#### RECORD EXTRACTS
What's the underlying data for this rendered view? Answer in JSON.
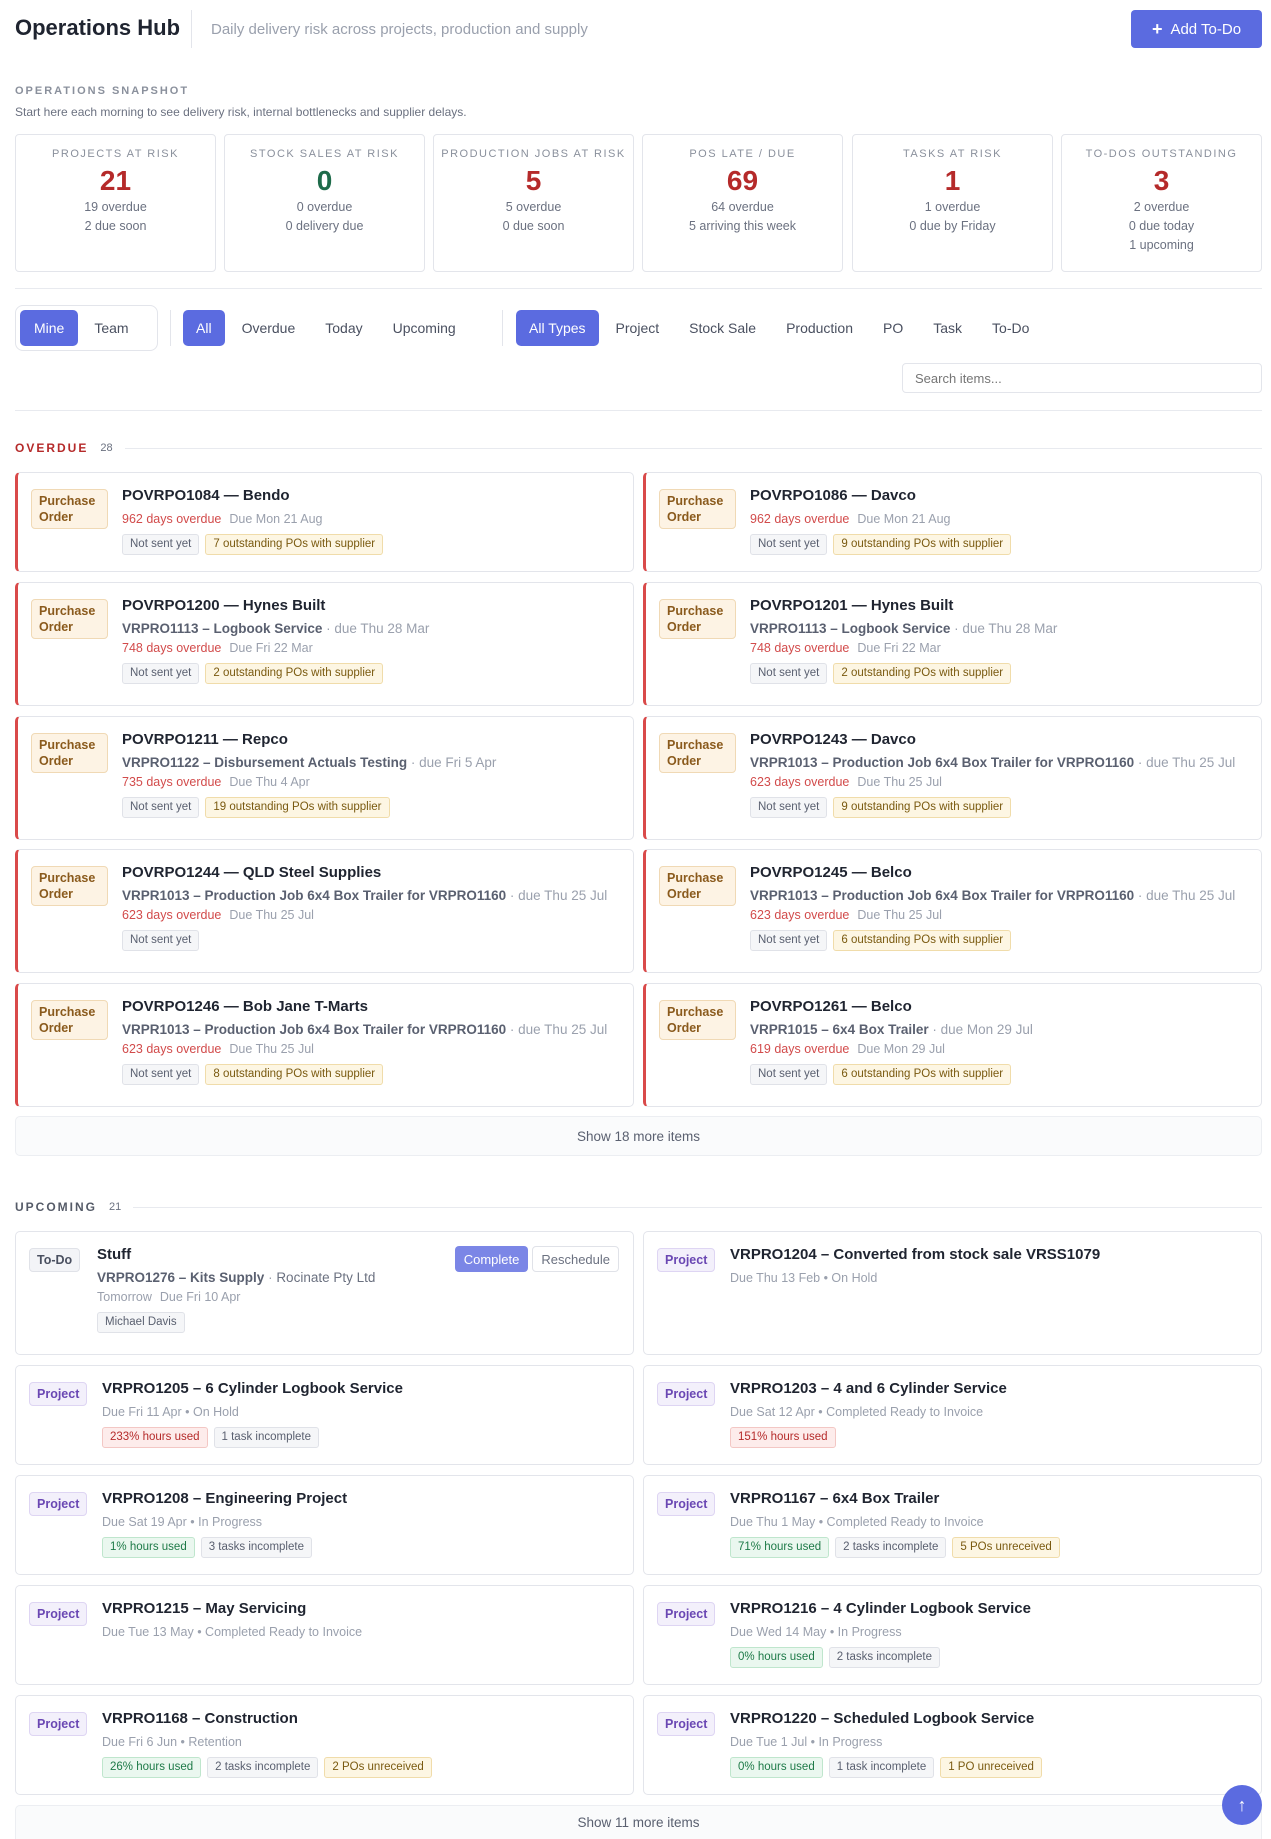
{
  "header": {
    "title": "Operations Hub",
    "subtitle": "Daily delivery risk across projects, production and supply",
    "add_todo": "Add To-Do"
  },
  "snapshot": {
    "label": "OPERATIONS SNAPSHOT",
    "description": "Start here each morning to see delivery risk, internal bottlenecks and supplier delays.",
    "cards": [
      {
        "label": "PROJECTS AT RISK",
        "value": "21",
        "lines": [
          "19 overdue",
          "2 due soon",
          ""
        ]
      },
      {
        "label": "STOCK SALES AT RISK",
        "value": "0",
        "lines": [
          "0 overdue",
          "0 delivery due",
          ""
        ]
      },
      {
        "label": "PRODUCTION JOBS AT RISK",
        "value": "5",
        "lines": [
          "5 overdue",
          "0 due soon",
          ""
        ]
      },
      {
        "label": "POS LATE / DUE",
        "value": "69",
        "lines": [
          "64 overdue",
          "5 arriving this week",
          ""
        ]
      },
      {
        "label": "TASKS AT RISK",
        "value": "1",
        "lines": [
          "1 overdue",
          "0 due by Friday",
          ""
        ]
      },
      {
        "label": "TO-DOS OUTSTANDING",
        "value": "3",
        "lines": [
          "2 overdue",
          "0 due today",
          "1 upcoming"
        ]
      }
    ]
  },
  "filters": {
    "scope": [
      "Mine",
      "Team"
    ],
    "timing": [
      "All",
      "Overdue",
      "Today",
      "Upcoming"
    ],
    "types": [
      "All Types",
      "Project",
      "Stock Sale",
      "Production",
      "PO",
      "Task",
      "To-Do"
    ],
    "search_placeholder": "Search items..."
  },
  "overdue": {
    "title": "OVERDUE",
    "count": "28",
    "items": [
      {
        "badge": "Purchase Order",
        "title": "POVRPO1084 — Bendo",
        "ref": "",
        "ref_due": "",
        "overdue": "962 days overdue",
        "due": "Due Mon 21 Aug",
        "tags": [
          "Not sent yet",
          "7 outstanding POs with supplier"
        ]
      },
      {
        "badge": "Purchase Order",
        "title": "POVRPO1086 — Davco",
        "ref": "",
        "ref_due": "",
        "overdue": "962 days overdue",
        "due": "Due Mon 21 Aug",
        "tags": [
          "Not sent yet",
          "9 outstanding POs with supplier"
        ]
      },
      {
        "badge": "Purchase Order",
        "title": "POVRPO1200 — Hynes Built",
        "ref": "VRPRO1113 – Logbook Service",
        "ref_due": "due Thu 28 Mar",
        "overdue": "748 days overdue",
        "due": "Due Fri 22 Mar",
        "tags": [
          "Not sent yet",
          "2 outstanding POs with supplier"
        ]
      },
      {
        "badge": "Purchase Order",
        "title": "POVRPO1201 — Hynes Built",
        "ref": "VRPRO1113 – Logbook Service",
        "ref_due": "due Thu 28 Mar",
        "overdue": "748 days overdue",
        "due": "Due Fri 22 Mar",
        "tags": [
          "Not sent yet",
          "2 outstanding POs with supplier"
        ]
      },
      {
        "badge": "Purchase Order",
        "title": "POVRPO1211 — Repco",
        "ref": "VRPRO1122 – Disbursement Actuals Testing",
        "ref_due": "due Fri 5 Apr",
        "overdue": "735 days overdue",
        "due": "Due Thu 4 Apr",
        "tags": [
          "Not sent yet",
          "19 outstanding POs with supplier"
        ]
      },
      {
        "badge": "Purchase Order",
        "title": "POVRPO1243 — Davco",
        "ref": "VRPR1013 – Production Job 6x4 Box Trailer for VRPRO1160",
        "ref_due": "due Thu 25 Jul",
        "overdue": "623 days overdue",
        "due": "Due Thu 25 Jul",
        "tags": [
          "Not sent yet",
          "9 outstanding POs with supplier"
        ]
      },
      {
        "badge": "Purchase Order",
        "title": "POVRPO1244 — QLD Steel Supplies",
        "ref": "VRPR1013 – Production Job 6x4 Box Trailer for VRPRO1160",
        "ref_due": "due Thu 25 Jul",
        "overdue": "623 days overdue",
        "due": "Due Thu 25 Jul",
        "tags": [
          "Not sent yet"
        ]
      },
      {
        "badge": "Purchase Order",
        "title": "POVRPO1245 — Belco",
        "ref": "VRPR1013 – Production Job 6x4 Box Trailer for VRPRO1160",
        "ref_due": "due Thu 25 Jul",
        "overdue": "623 days overdue",
        "due": "Due Thu 25 Jul",
        "tags": [
          "Not sent yet",
          "6 outstanding POs with supplier"
        ]
      },
      {
        "badge": "Purchase Order",
        "title": "POVRPO1246 — Bob Jane T-Marts",
        "ref": "VRPR1013 – Production Job 6x4 Box Trailer for VRPRO1160",
        "ref_due": "due Thu 25 Jul",
        "overdue": "623 days overdue",
        "due": "Due Thu 25 Jul",
        "tags": [
          "Not sent yet",
          "8 outstanding POs with supplier"
        ]
      },
      {
        "badge": "Purchase Order",
        "title": "POVRPO1261 — Belco",
        "ref": "VRPR1015 – 6x4 Box Trailer",
        "ref_due": "due Mon 29 Jul",
        "overdue": "619 days overdue",
        "due": "Due Mon 29 Jul",
        "tags": [
          "Not sent yet",
          "6 outstanding POs with supplier"
        ]
      }
    ],
    "show_more": "Show 18 more items"
  },
  "upcoming": {
    "title": "UPCOMING",
    "count": "21",
    "todo": {
      "badge": "To-Do",
      "title": "Stuff",
      "ref": "VRPRO1276 – Kits Supply",
      "ref_extra": "Rocinate Pty Ltd",
      "when": "Tomorrow",
      "due": "Due Fri 10 Apr",
      "assignee": "Michael Davis",
      "complete": "Complete",
      "reschedule": "Reschedule"
    },
    "items": [
      {
        "badge": "Project",
        "title": "VRPRO1204 – Converted from stock sale VRSS1079",
        "meta": "Due Thu 13 Feb • On Hold",
        "tags": []
      },
      {
        "badge": "Project",
        "title": "VRPRO1205 – 6 Cylinder Logbook Service",
        "meta": "Due Fri 11 Apr • On Hold",
        "tags": [
          {
            "t": "233% hours used",
            "c": "red"
          },
          {
            "t": "1 task incomplete",
            "c": ""
          }
        ]
      },
      {
        "badge": "Project",
        "title": "VRPRO1203 – 4 and 6 Cylinder Service",
        "meta": "Due Sat 12 Apr • Completed Ready to Invoice",
        "tags": [
          {
            "t": "151% hours used",
            "c": "red"
          }
        ]
      },
      {
        "badge": "Project",
        "title": "VRPRO1208 – Engineering Project",
        "meta": "Due Sat 19 Apr • In Progress",
        "tags": [
          {
            "t": "1% hours used",
            "c": "green"
          },
          {
            "t": "3 tasks incomplete",
            "c": ""
          }
        ]
      },
      {
        "badge": "Project",
        "title": "VRPRO1167 – 6x4 Box Trailer",
        "meta": "Due Thu 1 May • Completed Ready to Invoice",
        "tags": [
          {
            "t": "71% hours used",
            "c": "green"
          },
          {
            "t": "2 tasks incomplete",
            "c": ""
          },
          {
            "t": "5 POs unreceived",
            "c": "amber"
          }
        ]
      },
      {
        "badge": "Project",
        "title": "VRPRO1215 – May Servicing",
        "meta": "Due Tue 13 May • Completed Ready to Invoice",
        "tags": []
      },
      {
        "badge": "Project",
        "title": "VRPRO1216 – 4 Cylinder Logbook Service",
        "meta": "Due Wed 14 May • In Progress",
        "tags": [
          {
            "t": "0% hours used",
            "c": "green"
          },
          {
            "t": "2 tasks incomplete",
            "c": ""
          }
        ]
      },
      {
        "badge": "Project",
        "title": "VRPRO1168 – Construction",
        "meta": "Due Fri 6 Jun • Retention",
        "tags": [
          {
            "t": "26% hours used",
            "c": "green"
          },
          {
            "t": "2 tasks incomplete",
            "c": ""
          },
          {
            "t": "2 POs unreceived",
            "c": "amber"
          }
        ]
      },
      {
        "badge": "Project",
        "title": "VRPRO1220 – Scheduled Logbook Service",
        "meta": "Due Tue 1 Jul • In Progress",
        "tags": [
          {
            "t": "0% hours used",
            "c": "green"
          },
          {
            "t": "1 task incomplete",
            "c": ""
          },
          {
            "t": "1 PO unreceived",
            "c": "amber"
          }
        ]
      }
    ],
    "show_more": "Show 11 more items"
  },
  "fab_icon": "arrow-up-icon",
  "colors": {
    "accent": "#5b6be0",
    "danger": "#b52a2a",
    "success": "#1e6b4a"
  }
}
########
EXERCISE DESCRIPTION:
Check every line in the material above for the string "label", then give only the number of lines that have it.

EXERCISE RESPONSE:
7